■ Source data
*****

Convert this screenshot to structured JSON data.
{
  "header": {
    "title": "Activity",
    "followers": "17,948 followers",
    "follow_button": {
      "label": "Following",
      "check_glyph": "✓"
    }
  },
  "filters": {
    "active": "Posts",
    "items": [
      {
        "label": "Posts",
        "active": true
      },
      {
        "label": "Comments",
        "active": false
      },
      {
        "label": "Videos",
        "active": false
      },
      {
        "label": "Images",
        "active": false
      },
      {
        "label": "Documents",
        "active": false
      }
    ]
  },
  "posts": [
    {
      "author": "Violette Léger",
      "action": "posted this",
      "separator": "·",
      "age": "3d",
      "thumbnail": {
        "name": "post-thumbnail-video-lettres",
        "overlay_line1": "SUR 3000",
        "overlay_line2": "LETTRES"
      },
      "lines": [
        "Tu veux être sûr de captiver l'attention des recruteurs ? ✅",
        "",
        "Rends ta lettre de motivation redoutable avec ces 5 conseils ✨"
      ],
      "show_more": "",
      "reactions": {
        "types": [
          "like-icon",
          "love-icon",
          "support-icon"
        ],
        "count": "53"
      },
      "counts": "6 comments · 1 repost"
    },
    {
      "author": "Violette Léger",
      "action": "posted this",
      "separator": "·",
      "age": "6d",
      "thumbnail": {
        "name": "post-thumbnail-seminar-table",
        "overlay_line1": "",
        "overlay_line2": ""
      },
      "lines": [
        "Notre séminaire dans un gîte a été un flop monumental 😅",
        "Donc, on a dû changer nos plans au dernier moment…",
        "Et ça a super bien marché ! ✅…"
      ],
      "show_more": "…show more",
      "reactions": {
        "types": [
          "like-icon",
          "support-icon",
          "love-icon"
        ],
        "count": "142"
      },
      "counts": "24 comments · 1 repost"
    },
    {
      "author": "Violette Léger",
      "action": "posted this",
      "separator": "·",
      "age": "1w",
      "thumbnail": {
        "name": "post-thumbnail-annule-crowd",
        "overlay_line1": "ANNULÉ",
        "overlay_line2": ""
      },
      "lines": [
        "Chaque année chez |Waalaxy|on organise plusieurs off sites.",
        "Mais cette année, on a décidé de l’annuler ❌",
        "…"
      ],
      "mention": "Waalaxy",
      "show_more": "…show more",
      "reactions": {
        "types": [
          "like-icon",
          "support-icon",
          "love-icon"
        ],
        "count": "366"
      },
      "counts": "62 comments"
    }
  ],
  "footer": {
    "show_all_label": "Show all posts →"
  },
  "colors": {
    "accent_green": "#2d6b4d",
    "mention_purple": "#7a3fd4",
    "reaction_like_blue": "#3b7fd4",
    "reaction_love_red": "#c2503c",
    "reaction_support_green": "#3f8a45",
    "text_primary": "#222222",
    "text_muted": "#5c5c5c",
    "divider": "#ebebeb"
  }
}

*****

■ Exercise aim
Repeat the data in its entirety, character for character.

■ Exercise output
Convert this screenshot to structured JSON data.
{
  "header": {
    "title": "Activity",
    "followers": "17,948 followers",
    "follow_button": {
      "label": "Following",
      "check_glyph": "✓"
    }
  },
  "filters": {
    "active": "Posts",
    "items": [
      {
        "label": "Posts",
        "active": true
      },
      {
        "label": "Comments",
        "active": false
      },
      {
        "label": "Videos",
        "active": false
      },
      {
        "label": "Images",
        "active": false
      },
      {
        "label": "Documents",
        "active": false
      }
    ]
  },
  "posts": [
    {
      "author": "Violette Léger",
      "action": "posted this",
      "separator": "·",
      "age": "3d",
      "thumbnail": {
        "name": "post-thumbnail-video-lettres",
        "overlay_line1": "SUR 3000",
        "overlay_line2": "LETTRES"
      },
      "lines": [
        "Tu veux être sûr de captiver l'attention des recruteurs ? ✅",
        "",
        "Rends ta lettre de motivation redoutable avec ces 5 conseils ✨"
      ],
      "show_more": "",
      "reactions": {
        "types": [
          "like-icon",
          "love-icon",
          "support-icon"
        ],
        "count": "53"
      },
      "counts": "6 comments · 1 repost"
    },
    {
      "author": "Violette Léger",
      "action": "posted this",
      "separator": "·",
      "age": "6d",
      "thumbnail": {
        "name": "post-thumbnail-seminar-table",
        "overlay_line1": "",
        "overlay_line2": ""
      },
      "lines": [
        "Notre séminaire dans un gîte a été un flop monumental 😅",
        "Donc, on a dû changer nos plans au dernier moment…",
        "Et ça a super bien marché ! ✅…"
      ],
      "show_more": "…show more",
      "reactions": {
        "types": [
          "like-icon",
          "support-icon",
          "love-icon"
        ],
        "count": "142"
      },
      "counts": "24 comments · 1 repost"
    },
    {
      "author": "Violette Léger",
      "action": "posted this",
      "separator": "·",
      "age": "1w",
      "thumbnail": {
        "name": "post-thumbnail-annule-crowd",
        "overlay_line1": "ANNULÉ",
        "overlay_line2": ""
      },
      "lines": [
        "Chaque année chez |Waalaxy|on organise plusieurs off sites.",
        "Mais cette année, on a décidé de l’annuler ❌",
        "…"
      ],
      "mention": "Waalaxy",
      "show_more": "…show more",
      "reactions": {
        "types": [
          "like-icon",
          "support-icon",
          "love-icon"
        ],
        "count": "366"
      },
      "counts": "62 comments"
    }
  ],
  "footer": {
    "show_all_label": "Show all posts →"
  },
  "colors": {
    "accent_green": "#2d6b4d",
    "mention_purple": "#7a3fd4",
    "reaction_like_blue": "#3b7fd4",
    "reaction_love_red": "#c2503c",
    "reaction_support_green": "#3f8a45",
    "text_primary": "#222222",
    "text_muted": "#5c5c5c",
    "divider": "#ebebeb"
  }
}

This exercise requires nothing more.